WHAT YOU HAVE TO DO - Look through the material below. Copy each line that contains the string "here".

DATA TO USE -

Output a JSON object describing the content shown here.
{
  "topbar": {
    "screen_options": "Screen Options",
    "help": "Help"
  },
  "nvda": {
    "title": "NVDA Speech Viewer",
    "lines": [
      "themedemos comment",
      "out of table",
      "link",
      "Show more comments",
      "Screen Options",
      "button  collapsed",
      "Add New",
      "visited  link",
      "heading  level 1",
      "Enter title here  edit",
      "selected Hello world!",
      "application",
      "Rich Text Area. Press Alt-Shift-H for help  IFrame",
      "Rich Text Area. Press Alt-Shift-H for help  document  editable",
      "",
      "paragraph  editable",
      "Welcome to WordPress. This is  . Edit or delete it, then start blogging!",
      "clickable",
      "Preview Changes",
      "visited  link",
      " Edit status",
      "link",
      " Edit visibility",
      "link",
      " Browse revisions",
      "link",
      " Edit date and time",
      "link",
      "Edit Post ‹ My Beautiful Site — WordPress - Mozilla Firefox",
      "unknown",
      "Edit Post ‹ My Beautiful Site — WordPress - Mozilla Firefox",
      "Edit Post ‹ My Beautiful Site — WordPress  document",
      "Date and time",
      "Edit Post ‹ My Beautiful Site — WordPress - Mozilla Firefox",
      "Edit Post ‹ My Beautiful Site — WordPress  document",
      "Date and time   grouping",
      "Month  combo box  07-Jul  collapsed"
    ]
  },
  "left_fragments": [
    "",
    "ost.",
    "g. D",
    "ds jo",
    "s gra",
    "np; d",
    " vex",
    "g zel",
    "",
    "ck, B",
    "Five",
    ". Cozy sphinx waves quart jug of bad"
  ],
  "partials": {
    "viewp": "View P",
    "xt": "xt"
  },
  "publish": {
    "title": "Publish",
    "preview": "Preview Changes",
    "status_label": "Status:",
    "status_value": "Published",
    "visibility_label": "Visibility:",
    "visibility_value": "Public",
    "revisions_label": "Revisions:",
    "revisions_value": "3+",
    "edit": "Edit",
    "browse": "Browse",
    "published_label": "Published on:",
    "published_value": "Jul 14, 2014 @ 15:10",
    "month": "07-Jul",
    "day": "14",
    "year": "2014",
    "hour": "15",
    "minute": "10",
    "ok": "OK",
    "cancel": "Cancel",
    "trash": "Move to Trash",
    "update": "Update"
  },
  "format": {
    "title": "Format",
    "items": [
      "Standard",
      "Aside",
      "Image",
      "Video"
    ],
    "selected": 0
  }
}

FINAL RESULT -
Output a JSON object describing the content shown here.
      "Enter title here  edit",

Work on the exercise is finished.